**EXERCISE BRIEF:** Quote the lines of the data below verbatim, beginning at the line that contains "OCR this image." and ending at the last line, both included, and excluding pictures.
[START DATA LISTING]
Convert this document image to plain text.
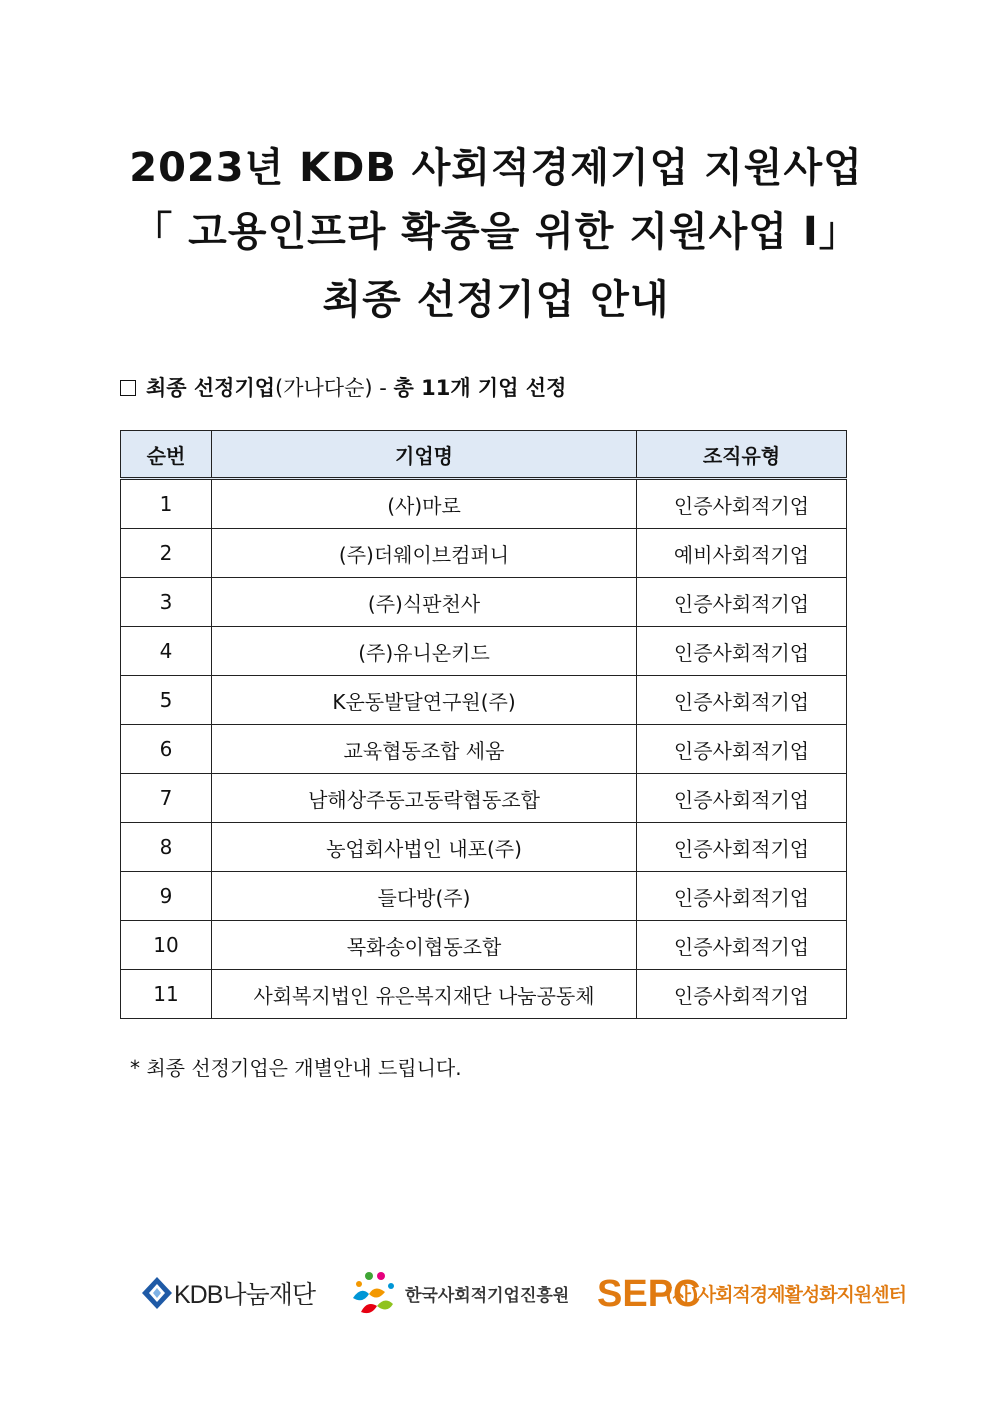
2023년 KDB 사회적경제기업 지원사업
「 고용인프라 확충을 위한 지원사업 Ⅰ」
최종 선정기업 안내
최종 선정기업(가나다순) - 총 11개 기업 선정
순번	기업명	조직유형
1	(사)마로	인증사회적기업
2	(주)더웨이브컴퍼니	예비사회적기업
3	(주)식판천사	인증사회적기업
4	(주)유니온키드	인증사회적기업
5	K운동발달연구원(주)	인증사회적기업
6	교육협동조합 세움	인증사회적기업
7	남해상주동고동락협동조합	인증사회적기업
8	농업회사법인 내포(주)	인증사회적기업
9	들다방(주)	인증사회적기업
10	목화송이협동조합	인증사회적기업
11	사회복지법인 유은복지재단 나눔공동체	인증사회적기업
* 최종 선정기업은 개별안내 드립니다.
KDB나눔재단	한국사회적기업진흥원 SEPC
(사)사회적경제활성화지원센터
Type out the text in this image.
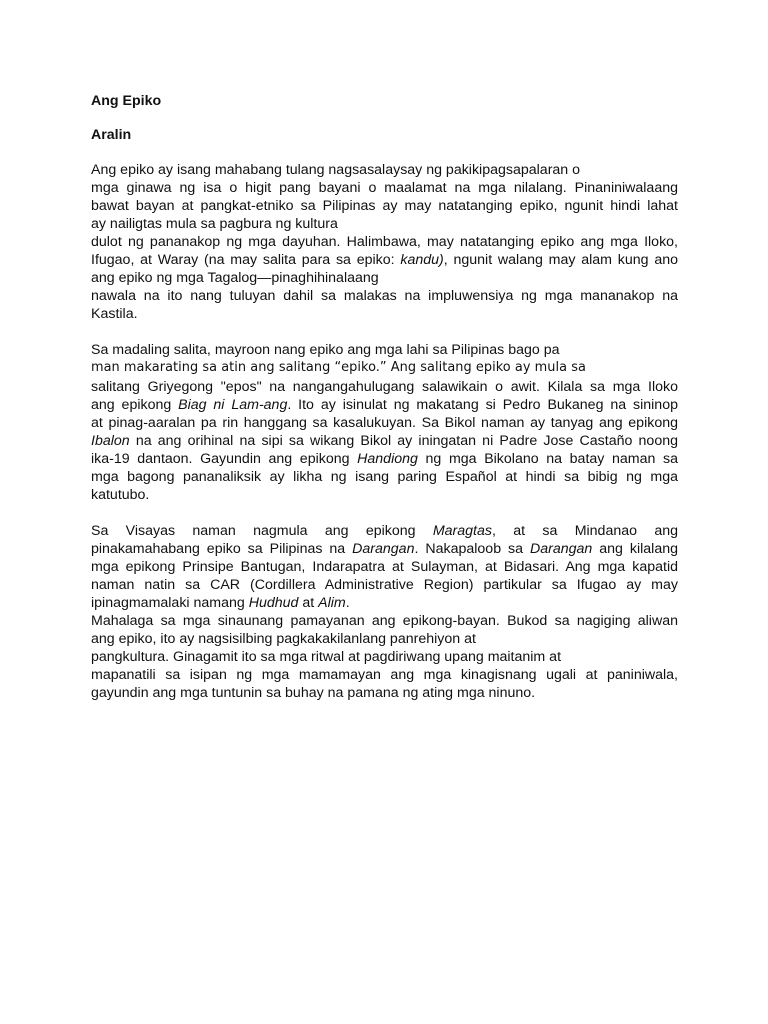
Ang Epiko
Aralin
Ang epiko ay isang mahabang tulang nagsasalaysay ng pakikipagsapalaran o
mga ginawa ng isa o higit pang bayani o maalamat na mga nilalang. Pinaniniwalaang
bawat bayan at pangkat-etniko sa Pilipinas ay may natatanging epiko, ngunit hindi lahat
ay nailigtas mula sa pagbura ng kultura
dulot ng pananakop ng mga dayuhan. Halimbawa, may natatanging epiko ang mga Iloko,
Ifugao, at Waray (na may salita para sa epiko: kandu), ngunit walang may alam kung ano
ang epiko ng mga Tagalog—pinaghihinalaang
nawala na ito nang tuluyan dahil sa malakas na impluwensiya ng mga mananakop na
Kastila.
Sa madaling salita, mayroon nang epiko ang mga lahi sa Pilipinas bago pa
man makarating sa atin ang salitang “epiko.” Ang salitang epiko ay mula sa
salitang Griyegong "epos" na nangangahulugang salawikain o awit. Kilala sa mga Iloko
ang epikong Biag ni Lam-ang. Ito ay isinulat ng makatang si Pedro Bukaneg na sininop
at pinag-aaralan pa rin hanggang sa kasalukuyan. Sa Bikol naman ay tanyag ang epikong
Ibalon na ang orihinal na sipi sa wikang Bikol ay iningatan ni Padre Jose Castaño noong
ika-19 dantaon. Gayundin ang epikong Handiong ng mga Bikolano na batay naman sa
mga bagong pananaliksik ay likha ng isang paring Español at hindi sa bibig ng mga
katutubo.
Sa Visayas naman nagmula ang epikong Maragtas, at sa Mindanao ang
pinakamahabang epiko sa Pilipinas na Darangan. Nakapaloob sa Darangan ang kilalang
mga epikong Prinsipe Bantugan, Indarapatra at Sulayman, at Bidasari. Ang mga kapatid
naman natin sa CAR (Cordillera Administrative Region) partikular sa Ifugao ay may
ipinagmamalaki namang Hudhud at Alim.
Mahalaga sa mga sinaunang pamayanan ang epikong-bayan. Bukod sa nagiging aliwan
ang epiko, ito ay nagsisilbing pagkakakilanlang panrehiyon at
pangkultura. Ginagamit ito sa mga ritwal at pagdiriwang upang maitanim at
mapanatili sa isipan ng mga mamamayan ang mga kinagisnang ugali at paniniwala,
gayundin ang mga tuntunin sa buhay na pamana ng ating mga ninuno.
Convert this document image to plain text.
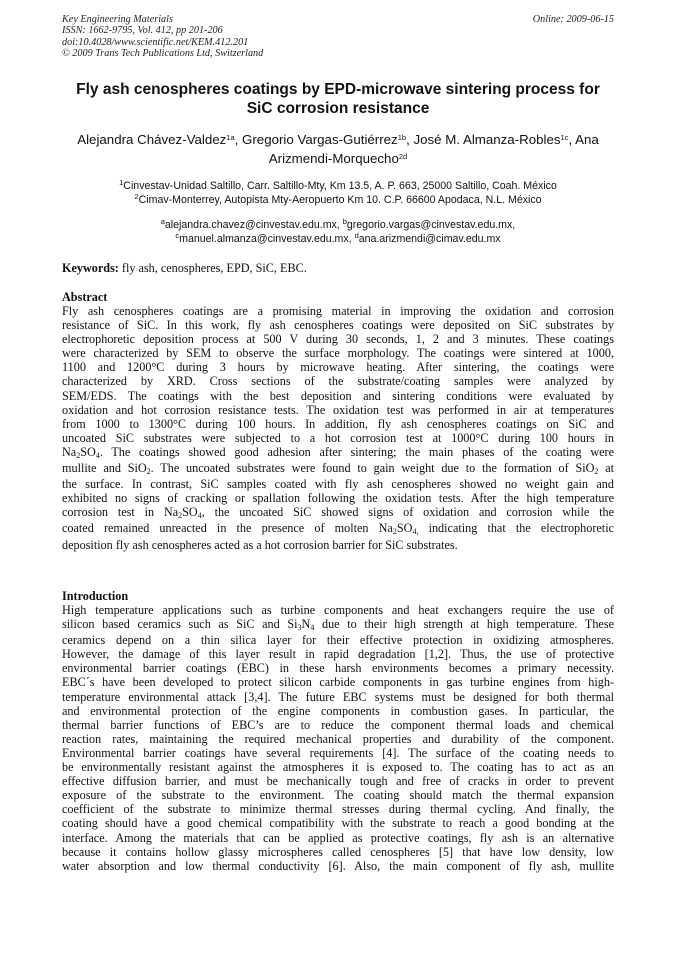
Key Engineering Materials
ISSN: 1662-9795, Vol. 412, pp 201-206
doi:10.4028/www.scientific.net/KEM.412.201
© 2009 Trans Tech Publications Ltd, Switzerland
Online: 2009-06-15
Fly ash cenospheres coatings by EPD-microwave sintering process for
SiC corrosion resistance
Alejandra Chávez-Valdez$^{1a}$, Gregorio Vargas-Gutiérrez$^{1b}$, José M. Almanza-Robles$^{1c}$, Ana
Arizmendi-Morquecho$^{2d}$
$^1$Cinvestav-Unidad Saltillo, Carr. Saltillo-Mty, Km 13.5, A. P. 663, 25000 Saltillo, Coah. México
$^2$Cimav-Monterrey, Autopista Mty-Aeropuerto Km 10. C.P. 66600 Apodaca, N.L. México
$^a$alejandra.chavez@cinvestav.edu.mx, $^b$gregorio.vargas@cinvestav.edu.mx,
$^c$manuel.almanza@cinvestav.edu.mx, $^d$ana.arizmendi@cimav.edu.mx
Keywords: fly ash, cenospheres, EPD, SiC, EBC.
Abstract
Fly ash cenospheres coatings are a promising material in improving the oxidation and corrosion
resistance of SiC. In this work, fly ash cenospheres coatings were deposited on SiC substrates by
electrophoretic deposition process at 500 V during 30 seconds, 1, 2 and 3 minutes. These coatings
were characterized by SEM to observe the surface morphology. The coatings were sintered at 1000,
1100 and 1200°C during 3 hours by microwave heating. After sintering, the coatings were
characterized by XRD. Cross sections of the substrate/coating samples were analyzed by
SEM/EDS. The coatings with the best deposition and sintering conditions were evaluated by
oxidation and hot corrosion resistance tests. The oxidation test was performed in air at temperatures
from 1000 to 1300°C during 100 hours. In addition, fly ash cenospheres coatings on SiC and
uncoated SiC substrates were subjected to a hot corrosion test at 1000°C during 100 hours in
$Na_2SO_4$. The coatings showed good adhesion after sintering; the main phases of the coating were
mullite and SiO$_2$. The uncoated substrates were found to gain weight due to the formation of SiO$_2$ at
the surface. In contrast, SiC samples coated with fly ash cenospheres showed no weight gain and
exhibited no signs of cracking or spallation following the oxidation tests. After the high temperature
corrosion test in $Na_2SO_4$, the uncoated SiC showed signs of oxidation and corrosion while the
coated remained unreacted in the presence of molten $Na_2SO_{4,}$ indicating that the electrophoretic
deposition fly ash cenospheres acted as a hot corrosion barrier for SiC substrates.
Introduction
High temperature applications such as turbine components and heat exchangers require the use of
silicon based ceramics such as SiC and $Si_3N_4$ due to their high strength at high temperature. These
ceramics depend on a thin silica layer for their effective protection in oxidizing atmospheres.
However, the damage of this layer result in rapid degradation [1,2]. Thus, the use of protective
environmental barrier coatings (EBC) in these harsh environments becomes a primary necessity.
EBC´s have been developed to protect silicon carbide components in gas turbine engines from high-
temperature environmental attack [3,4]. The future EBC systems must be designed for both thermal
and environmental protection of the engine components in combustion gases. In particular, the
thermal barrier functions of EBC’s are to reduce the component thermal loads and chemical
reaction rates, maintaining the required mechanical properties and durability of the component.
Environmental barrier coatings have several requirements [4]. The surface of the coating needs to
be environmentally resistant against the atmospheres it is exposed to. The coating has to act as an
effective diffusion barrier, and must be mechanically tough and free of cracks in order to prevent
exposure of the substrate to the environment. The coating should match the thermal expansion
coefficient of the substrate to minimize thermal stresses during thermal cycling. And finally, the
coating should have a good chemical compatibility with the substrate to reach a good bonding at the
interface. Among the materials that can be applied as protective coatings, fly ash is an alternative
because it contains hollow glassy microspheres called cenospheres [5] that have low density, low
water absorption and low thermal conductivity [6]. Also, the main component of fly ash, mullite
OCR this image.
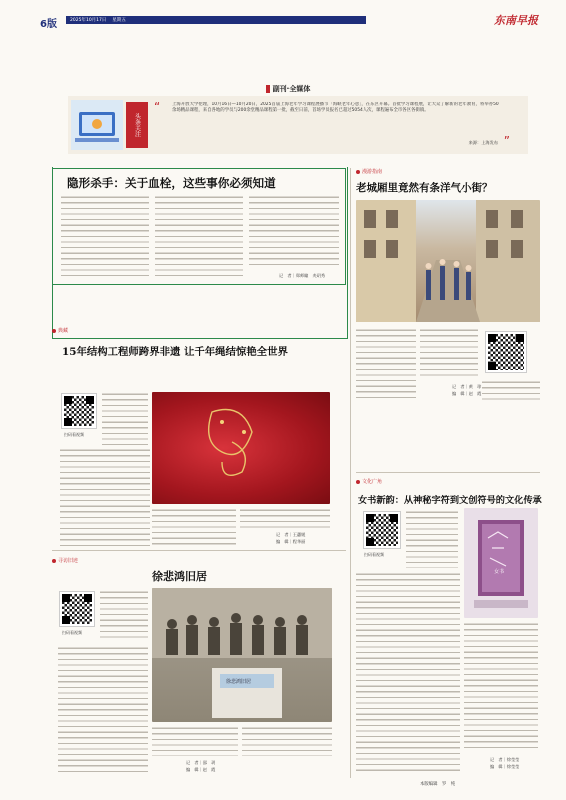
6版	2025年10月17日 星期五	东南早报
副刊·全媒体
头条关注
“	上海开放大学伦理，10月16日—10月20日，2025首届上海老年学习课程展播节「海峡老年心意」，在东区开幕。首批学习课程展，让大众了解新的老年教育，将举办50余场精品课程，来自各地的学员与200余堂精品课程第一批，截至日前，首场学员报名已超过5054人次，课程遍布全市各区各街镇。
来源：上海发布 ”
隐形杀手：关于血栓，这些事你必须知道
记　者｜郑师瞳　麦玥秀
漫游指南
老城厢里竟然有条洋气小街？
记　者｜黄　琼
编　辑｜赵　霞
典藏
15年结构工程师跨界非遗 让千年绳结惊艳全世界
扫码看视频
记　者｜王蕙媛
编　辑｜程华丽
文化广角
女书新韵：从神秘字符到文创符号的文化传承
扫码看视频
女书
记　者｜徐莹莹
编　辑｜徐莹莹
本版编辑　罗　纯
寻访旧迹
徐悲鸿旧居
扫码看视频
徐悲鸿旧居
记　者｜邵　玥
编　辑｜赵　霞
[END DATA LISTING]
**FINISHED TASK:**
OCR this image.
6版	2025年10月17日 星期五	东南早报
副刊·全媒体
头条关注
“	上海开放大学伦理，10月16日—10月20日，2025首届上海老年学习课程展播节「海峡老年心意」，在东区开幕。首批学习课程展，让大众了解新的老年教育，将举办50余场精品课程，来自各地的学员与200余堂精品课程第一批，截至日前，首场学员报名已超过5054人次，课程遍布全市各区各街镇。
来源：上海发布 ”
隐形杀手：关于血栓，这些事你必须知道
记　者｜郑师瞳　麦玥秀
漫游指南
老城厢里竟然有条洋气小街？
记　者｜黄　琼
编　辑｜赵　霞
典藏
15年结构工程师跨界非遗 让千年绳结惊艳全世界
扫码看视频
记　者｜王蕙媛
编　辑｜程华丽
文化广角
女书新韵：从神秘字符到文创符号的文化传承
扫码看视频
女书
记　者｜徐莹莹
编　辑｜徐莹莹
本版编辑　罗　纯
寻访旧迹
徐悲鸿旧居
扫码看视频
徐悲鸿旧居
记　者｜邵　玥
编　辑｜赵　霞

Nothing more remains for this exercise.